# Extracted records start

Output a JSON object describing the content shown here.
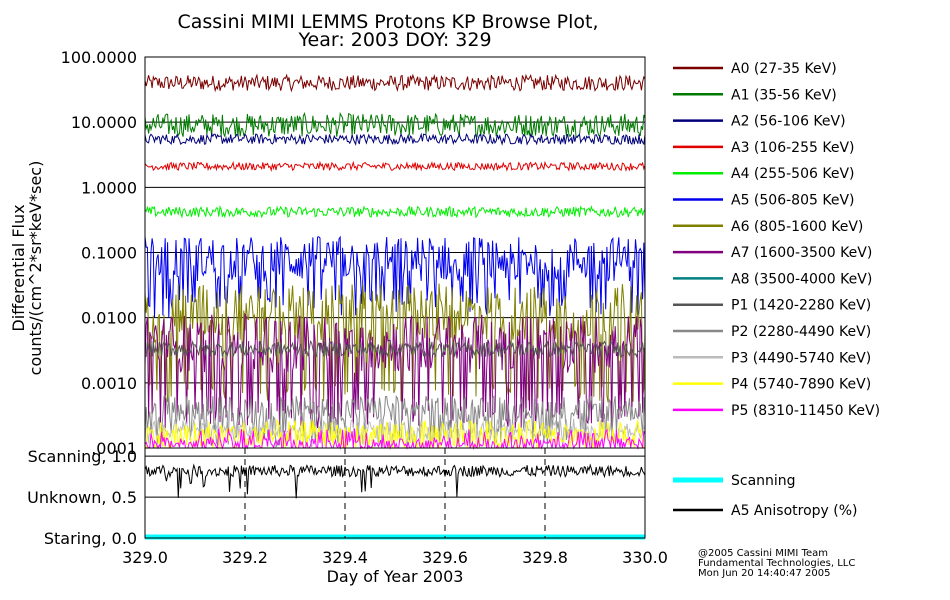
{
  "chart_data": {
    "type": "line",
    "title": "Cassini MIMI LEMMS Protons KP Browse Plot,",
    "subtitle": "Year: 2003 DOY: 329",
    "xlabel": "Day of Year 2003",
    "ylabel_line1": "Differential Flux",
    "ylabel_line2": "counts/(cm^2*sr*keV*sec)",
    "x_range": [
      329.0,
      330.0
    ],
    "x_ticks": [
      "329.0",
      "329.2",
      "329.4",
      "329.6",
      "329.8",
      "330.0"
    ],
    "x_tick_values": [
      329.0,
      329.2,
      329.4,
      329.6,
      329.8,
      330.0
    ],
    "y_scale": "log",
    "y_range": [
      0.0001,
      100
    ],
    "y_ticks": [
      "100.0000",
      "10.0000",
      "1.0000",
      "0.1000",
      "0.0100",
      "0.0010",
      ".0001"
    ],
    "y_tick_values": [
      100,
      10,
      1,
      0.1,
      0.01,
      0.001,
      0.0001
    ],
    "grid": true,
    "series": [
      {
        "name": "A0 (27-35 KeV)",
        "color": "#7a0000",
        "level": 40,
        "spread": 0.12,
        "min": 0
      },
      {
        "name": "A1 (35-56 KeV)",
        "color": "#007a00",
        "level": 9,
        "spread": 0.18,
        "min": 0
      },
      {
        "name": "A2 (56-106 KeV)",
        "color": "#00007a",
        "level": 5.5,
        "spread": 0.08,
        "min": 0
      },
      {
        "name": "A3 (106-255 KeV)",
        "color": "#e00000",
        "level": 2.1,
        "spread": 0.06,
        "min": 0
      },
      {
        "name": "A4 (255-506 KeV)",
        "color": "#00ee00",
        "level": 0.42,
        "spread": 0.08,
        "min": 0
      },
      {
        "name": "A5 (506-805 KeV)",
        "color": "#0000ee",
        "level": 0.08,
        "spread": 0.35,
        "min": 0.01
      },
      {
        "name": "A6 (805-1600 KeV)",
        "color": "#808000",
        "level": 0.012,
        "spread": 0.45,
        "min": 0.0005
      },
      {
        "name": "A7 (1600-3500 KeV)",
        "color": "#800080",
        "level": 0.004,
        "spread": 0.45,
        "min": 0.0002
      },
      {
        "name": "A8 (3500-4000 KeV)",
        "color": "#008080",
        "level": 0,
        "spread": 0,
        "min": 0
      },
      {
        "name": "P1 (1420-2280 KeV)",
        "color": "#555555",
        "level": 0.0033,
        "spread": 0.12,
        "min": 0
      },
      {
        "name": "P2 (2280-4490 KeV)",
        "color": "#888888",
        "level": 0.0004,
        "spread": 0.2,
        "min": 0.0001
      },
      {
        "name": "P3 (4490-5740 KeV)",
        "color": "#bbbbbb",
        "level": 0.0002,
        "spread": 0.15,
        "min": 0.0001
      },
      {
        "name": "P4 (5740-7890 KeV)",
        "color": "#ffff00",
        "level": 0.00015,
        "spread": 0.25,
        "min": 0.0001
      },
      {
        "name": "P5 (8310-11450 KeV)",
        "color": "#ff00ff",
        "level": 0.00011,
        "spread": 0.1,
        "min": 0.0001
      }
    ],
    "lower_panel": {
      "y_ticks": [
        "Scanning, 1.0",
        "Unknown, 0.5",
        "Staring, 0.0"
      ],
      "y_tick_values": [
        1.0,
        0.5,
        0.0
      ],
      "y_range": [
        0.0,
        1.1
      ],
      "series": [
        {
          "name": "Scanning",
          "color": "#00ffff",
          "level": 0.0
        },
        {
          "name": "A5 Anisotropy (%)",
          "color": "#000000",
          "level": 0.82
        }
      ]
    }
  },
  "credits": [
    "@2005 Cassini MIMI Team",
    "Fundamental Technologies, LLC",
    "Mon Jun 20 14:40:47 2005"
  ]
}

# Extracted records end

▸ **Request**
Locate each line containing the string "Cassini" and show it.

▸ **Answer to the problem**
    "title": "Cassini MIMI LEMMS Protons KP Browse Plot,",
    "@2005 Cassini MIMI Team",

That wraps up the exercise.